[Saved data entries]
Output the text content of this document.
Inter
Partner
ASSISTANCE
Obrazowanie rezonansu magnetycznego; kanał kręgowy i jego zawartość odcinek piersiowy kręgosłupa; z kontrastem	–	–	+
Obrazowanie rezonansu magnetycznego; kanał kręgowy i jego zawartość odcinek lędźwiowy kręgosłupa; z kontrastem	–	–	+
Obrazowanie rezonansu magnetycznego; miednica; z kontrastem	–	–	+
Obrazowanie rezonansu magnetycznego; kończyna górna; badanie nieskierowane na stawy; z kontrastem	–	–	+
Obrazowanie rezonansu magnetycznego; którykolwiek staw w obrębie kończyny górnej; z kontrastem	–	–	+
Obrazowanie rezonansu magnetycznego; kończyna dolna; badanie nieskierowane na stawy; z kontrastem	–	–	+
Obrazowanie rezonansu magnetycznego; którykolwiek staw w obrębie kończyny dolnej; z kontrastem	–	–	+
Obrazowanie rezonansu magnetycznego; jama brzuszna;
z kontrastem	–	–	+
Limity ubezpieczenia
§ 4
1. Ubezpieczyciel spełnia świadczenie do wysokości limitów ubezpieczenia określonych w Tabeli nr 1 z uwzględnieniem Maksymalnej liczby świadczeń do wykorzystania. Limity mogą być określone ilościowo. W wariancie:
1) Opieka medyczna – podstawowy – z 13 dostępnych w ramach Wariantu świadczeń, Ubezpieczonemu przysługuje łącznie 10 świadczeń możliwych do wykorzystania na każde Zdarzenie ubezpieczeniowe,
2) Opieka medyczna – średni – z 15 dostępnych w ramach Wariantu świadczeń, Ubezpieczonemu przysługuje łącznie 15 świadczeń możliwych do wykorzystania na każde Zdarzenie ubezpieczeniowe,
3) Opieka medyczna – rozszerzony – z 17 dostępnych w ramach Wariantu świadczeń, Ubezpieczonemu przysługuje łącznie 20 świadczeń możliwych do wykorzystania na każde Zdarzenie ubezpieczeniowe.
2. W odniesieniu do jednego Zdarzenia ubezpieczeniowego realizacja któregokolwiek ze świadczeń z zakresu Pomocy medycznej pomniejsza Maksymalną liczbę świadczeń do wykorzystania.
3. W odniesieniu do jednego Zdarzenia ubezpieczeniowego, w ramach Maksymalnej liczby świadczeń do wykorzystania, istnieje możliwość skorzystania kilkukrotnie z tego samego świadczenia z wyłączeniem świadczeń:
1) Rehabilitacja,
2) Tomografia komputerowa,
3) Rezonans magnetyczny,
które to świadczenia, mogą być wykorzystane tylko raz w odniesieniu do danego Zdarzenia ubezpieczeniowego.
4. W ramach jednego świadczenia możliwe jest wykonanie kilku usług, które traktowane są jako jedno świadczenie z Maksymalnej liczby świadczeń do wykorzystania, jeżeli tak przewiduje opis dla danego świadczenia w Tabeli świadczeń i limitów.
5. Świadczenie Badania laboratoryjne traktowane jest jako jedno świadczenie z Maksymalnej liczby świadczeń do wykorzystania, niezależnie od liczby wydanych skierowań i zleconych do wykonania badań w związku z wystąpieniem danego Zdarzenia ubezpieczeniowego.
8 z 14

(EXERCISE)
Without omitting anything, output the entries exactly.

(REPLY)
Output the text content of this document.
Inter
Partner
ASSISTANCE
Obrazowanie rezonansu magnetycznego; kanał kręgowy i jego zawartość odcinek piersiowy kręgosłupa; z kontrastem	–	–	+
Obrazowanie rezonansu magnetycznego; kanał kręgowy i jego zawartość odcinek lędźwiowy kręgosłupa; z kontrastem	–	–	+
Obrazowanie rezonansu magnetycznego; miednica; z kontrastem	–	–	+
Obrazowanie rezonansu magnetycznego; kończyna górna; badanie nieskierowane na stawy; z kontrastem	–	–	+
Obrazowanie rezonansu magnetycznego; którykolwiek staw w obrębie kończyny górnej; z kontrastem	–	–	+
Obrazowanie rezonansu magnetycznego; kończyna dolna; badanie nieskierowane na stawy; z kontrastem	–	–	+
Obrazowanie rezonansu magnetycznego; którykolwiek staw w obrębie kończyny dolnej; z kontrastem	–	–	+
Obrazowanie rezonansu magnetycznego; jama brzuszna;
z kontrastem	–	–	+
Limity ubezpieczenia
§ 4
1. Ubezpieczyciel spełnia świadczenie do wysokości limitów ubezpieczenia określonych w Tabeli nr 1 z uwzględnieniem Maksymalnej liczby świadczeń do wykorzystania. Limity mogą być określone ilościowo. W wariancie:
1) Opieka medyczna – podstawowy – z 13 dostępnych w ramach Wariantu świadczeń, Ubezpieczonemu przysługuje łącznie 10 świadczeń możliwych do wykorzystania na każde Zdarzenie ubezpieczeniowe,
2) Opieka medyczna – średni – z 15 dostępnych w ramach Wariantu świadczeń, Ubezpieczonemu przysługuje łącznie 15 świadczeń możliwych do wykorzystania na każde Zdarzenie ubezpieczeniowe,
3) Opieka medyczna – rozszerzony – z 17 dostępnych w ramach Wariantu świadczeń, Ubezpieczonemu przysługuje łącznie 20 świadczeń możliwych do wykorzystania na każde Zdarzenie ubezpieczeniowe.
2. W odniesieniu do jednego Zdarzenia ubezpieczeniowego realizacja któregokolwiek ze świadczeń z zakresu Pomocy medycznej pomniejsza Maksymalną liczbę świadczeń do wykorzystania.
3. W odniesieniu do jednego Zdarzenia ubezpieczeniowego, w ramach Maksymalnej liczby świadczeń do wykorzystania, istnieje możliwość skorzystania kilkukrotnie z tego samego świadczenia z wyłączeniem świadczeń:
1) Rehabilitacja,
2) Tomografia komputerowa,
3) Rezonans magnetyczny,
które to świadczenia, mogą być wykorzystane tylko raz w odniesieniu do danego Zdarzenia ubezpieczeniowego.
4. W ramach jednego świadczenia możliwe jest wykonanie kilku usług, które traktowane są jako jedno świadczenie z Maksymalnej liczby świadczeń do wykorzystania, jeżeli tak przewiduje opis dla danego świadczenia w Tabeli świadczeń i limitów.
5. Świadczenie Badania laboratoryjne traktowane jest jako jedno świadczenie z Maksymalnej liczby świadczeń do wykorzystania, niezależnie od liczby wydanych skierowań i zleconych do wykonania badań w związku z wystąpieniem danego Zdarzenia ubezpieczeniowego.
8 z 14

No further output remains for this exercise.